__Aim of the task__. Reproduce the entries below word for word, omitting the pictures.

--- Begin ---

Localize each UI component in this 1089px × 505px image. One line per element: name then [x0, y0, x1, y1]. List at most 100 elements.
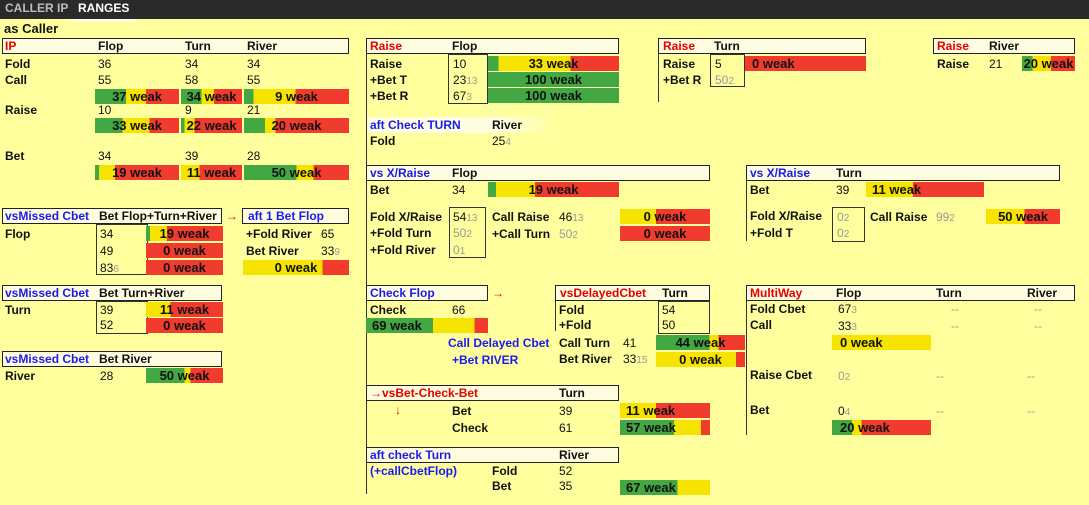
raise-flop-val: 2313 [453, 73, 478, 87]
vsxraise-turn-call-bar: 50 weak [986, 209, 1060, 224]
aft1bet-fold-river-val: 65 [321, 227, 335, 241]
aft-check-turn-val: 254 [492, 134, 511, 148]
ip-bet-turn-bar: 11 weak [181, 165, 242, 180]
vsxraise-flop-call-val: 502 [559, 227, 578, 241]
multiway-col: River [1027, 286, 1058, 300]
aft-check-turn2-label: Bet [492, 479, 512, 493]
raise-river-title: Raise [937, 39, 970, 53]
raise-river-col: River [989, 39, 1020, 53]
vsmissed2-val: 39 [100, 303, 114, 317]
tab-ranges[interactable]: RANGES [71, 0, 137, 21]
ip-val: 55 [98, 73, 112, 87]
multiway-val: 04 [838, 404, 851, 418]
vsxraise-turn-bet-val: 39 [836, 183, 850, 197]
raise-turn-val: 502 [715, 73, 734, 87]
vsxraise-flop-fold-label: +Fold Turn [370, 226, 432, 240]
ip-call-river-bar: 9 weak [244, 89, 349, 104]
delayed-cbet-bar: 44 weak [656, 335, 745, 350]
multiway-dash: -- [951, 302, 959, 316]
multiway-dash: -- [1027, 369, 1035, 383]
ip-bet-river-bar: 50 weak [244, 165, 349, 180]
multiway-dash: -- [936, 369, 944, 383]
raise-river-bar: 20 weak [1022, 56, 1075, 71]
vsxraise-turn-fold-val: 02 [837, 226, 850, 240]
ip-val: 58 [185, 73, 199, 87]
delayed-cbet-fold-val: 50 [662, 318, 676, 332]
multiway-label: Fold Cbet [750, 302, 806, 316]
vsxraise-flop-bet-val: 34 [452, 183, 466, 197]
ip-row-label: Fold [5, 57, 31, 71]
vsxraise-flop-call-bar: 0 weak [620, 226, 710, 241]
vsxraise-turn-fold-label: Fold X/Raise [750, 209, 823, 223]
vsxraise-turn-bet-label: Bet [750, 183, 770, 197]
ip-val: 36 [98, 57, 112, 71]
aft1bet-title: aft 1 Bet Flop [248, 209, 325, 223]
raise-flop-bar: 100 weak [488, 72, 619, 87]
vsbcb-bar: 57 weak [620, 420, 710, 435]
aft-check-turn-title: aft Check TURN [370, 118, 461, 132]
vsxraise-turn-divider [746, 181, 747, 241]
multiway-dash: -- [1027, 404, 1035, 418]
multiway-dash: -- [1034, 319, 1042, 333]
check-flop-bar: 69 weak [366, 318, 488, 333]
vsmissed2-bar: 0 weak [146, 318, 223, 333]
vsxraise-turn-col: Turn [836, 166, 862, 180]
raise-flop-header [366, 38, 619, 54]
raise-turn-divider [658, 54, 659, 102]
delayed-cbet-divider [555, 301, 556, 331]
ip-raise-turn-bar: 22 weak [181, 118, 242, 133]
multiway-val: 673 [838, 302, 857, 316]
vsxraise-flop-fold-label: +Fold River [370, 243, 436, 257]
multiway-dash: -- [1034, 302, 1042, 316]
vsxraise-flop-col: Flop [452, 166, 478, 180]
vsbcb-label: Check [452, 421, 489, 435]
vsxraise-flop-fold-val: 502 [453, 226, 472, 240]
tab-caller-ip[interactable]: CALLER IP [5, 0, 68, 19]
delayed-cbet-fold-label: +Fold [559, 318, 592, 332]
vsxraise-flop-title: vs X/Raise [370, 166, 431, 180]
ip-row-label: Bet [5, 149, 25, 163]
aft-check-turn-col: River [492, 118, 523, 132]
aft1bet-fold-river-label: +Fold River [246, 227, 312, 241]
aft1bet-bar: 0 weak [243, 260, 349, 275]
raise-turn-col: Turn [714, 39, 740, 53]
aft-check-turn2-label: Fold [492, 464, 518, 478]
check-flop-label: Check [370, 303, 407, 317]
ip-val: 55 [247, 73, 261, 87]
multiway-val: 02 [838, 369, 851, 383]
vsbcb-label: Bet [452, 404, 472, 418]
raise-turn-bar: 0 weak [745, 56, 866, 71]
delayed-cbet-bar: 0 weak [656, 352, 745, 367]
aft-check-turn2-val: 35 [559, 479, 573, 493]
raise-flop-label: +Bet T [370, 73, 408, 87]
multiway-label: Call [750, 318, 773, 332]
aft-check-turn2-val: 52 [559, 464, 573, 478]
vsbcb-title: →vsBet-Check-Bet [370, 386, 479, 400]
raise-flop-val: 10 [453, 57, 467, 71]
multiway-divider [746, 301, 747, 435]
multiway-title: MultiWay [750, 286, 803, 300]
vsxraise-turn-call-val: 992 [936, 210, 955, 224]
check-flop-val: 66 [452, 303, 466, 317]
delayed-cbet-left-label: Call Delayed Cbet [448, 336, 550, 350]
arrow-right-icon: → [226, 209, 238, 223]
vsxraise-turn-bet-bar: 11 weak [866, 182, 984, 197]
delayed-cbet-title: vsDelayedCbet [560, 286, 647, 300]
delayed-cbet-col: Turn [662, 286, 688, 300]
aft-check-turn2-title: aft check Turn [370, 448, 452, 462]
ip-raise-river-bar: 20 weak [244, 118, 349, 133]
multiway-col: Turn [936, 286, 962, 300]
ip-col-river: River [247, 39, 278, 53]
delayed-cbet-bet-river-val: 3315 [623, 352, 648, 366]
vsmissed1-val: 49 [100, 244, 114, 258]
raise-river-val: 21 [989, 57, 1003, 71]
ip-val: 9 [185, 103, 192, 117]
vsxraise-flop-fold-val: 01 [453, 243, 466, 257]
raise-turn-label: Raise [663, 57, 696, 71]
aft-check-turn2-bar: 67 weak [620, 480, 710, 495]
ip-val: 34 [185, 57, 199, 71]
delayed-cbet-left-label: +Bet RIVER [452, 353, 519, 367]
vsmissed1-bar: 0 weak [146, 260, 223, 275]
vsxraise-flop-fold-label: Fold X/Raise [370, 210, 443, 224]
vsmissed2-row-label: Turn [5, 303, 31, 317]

--- End ---

__The completed task__.
Localize each UI component in this 1089px × 505px image. One line per element: name then [x0, y0, x1, y1]. List at most 100 elements.
raise-flop-val: 2313 [453, 73, 478, 87]
vsxraise-turn-call-bar: 50 weak [986, 209, 1060, 224]
aft1bet-fold-river-val: 65 [321, 227, 335, 241]
aft-check-turn-val: 254 [492, 134, 511, 148]
ip-bet-turn-bar: 11 weak [181, 165, 242, 180]
vsxraise-flop-call-val: 502 [559, 227, 578, 241]
multiway-col: River [1027, 286, 1058, 300]
aft-check-turn2-label: Bet [492, 479, 512, 493]
raise-river-title: Raise [937, 39, 970, 53]
raise-river-col: River [989, 39, 1020, 53]
vsmissed2-val: 39 [100, 303, 114, 317]
tab-ranges[interactable]: RANGES [71, 0, 137, 21]
ip-val: 55 [98, 73, 112, 87]
multiway-val: 04 [838, 404, 851, 418]
vsxraise-turn-bet-val: 39 [836, 183, 850, 197]
raise-turn-val: 502 [715, 73, 734, 87]
vsxraise-flop-fold-label: +Fold Turn [370, 226, 432, 240]
ip-call-river-bar: 9 weak [244, 89, 349, 104]
delayed-cbet-bar: 44 weak [656, 335, 745, 350]
multiway-dash: -- [951, 302, 959, 316]
multiway-dash: -- [1027, 369, 1035, 383]
ip-bet-river-bar: 50 weak [244, 165, 349, 180]
multiway-dash: -- [936, 369, 944, 383]
raise-river-bar: 20 weak [1022, 56, 1075, 71]
vsxraise-turn-fold-val: 02 [837, 226, 850, 240]
ip-val: 58 [185, 73, 199, 87]
delayed-cbet-fold-val: 50 [662, 318, 676, 332]
multiway-label: Fold Cbet [750, 302, 806, 316]
vsxraise-flop-bet-val: 34 [452, 183, 466, 197]
ip-row-label: Fold [5, 57, 31, 71]
vsxraise-flop-call-bar: 0 weak [620, 226, 710, 241]
vsxraise-turn-fold-label: Fold X/Raise [750, 209, 823, 223]
vsxraise-turn-bet-label: Bet [750, 183, 770, 197]
ip-val: 36 [98, 57, 112, 71]
aft1bet-title: aft 1 Bet Flop [248, 209, 325, 223]
raise-flop-bar: 100 weak [488, 72, 619, 87]
vsbcb-bar: 57 weak [620, 420, 710, 435]
aft-check-turn-title: aft Check TURN [370, 118, 461, 132]
vsxraise-turn-divider [746, 181, 747, 241]
multiway-dash: -- [1027, 404, 1035, 418]
multiway-dash: -- [1034, 319, 1042, 333]
check-flop-bar: 69 weak [366, 318, 488, 333]
vsmissed2-bar: 0 weak [146, 318, 223, 333]
vsxraise-turn-col: Turn [836, 166, 862, 180]
raise-flop-header [366, 38, 619, 54]
raise-turn-divider [658, 54, 659, 102]
delayed-cbet-divider [555, 301, 556, 331]
ip-raise-turn-bar: 22 weak [181, 118, 242, 133]
multiway-val: 673 [838, 302, 857, 316]
vsxraise-flop-fold-label: +Fold River [370, 243, 436, 257]
multiway-dash: -- [1034, 302, 1042, 316]
vsxraise-flop-col: Flop [452, 166, 478, 180]
vsbcb-label: Check [452, 421, 489, 435]
vsxraise-flop-fold-val: 502 [453, 226, 472, 240]
tab-caller-ip[interactable]: CALLER IP [5, 0, 68, 19]
delayed-cbet-fold-label: +Fold [559, 318, 592, 332]
vsxraise-flop-title: vs X/Raise [370, 166, 431, 180]
ip-row-label: Bet [5, 149, 25, 163]
aft-check-turn-col: River [492, 118, 523, 132]
aft1bet-fold-river-label: +Fold River [246, 227, 312, 241]
aft1bet-bar: 0 weak [243, 260, 349, 275]
raise-turn-col: Turn [714, 39, 740, 53]
aft-check-turn2-label: Fold [492, 464, 518, 478]
check-flop-label: Check [370, 303, 407, 317]
ip-val: 55 [247, 73, 261, 87]
multiway-val: 02 [838, 369, 851, 383]
vsbcb-label: Bet [452, 404, 472, 418]
raise-turn-bar: 0 weak [745, 56, 866, 71]
delayed-cbet-bar: 0 weak [656, 352, 745, 367]
aft-check-turn2-val: 35 [559, 479, 573, 493]
raise-flop-label: +Bet T [370, 73, 408, 87]
multiway-label: Call [750, 318, 773, 332]
aft-check-turn2-val: 52 [559, 464, 573, 478]
vsbcb-title: →vsBet-Check-Bet [370, 386, 479, 400]
raise-flop-val: 10 [453, 57, 467, 71]
multiway-divider [746, 301, 747, 435]
multiway-title: MultiWay [750, 286, 803, 300]
vsxraise-turn-call-val: 992 [936, 210, 955, 224]
check-flop-val: 66 [452, 303, 466, 317]
delayed-cbet-left-label: Call Delayed Cbet [448, 336, 550, 350]
arrow-right-icon: → [226, 209, 238, 223]
vsxraise-turn-bet-bar: 11 weak [866, 182, 984, 197]
delayed-cbet-title: vsDelayedCbet [560, 286, 647, 300]
delayed-cbet-col: Turn [662, 286, 688, 300]
aft-check-turn2-title: aft check Turn [370, 448, 452, 462]
ip-raise-river-bar: 20 weak [244, 118, 349, 133]
multiway-col: Turn [936, 286, 962, 300]
ip-col-river: River [247, 39, 278, 53]
delayed-cbet-bet-river-val: 3315 [623, 352, 648, 366]
vsmissed1-val: 49 [100, 244, 114, 258]
raise-river-val: 21 [989, 57, 1003, 71]
ip-val: 9 [185, 103, 192, 117]
vsxraise-flop-fold-val: 01 [453, 243, 466, 257]
raise-turn-label: Raise [663, 57, 696, 71]
aft-check-turn2-bar: 67 weak [620, 480, 710, 495]
ip-val: 34 [185, 57, 199, 71]
delayed-cbet-left-label: +Bet RIVER [452, 353, 519, 367]
vsmissed1-bar: 0 weak [146, 260, 223, 275]
vsxraise-flop-fold-label: Fold X/Raise [370, 210, 443, 224]
vsmissed2-row-label: Turn [5, 303, 31, 317]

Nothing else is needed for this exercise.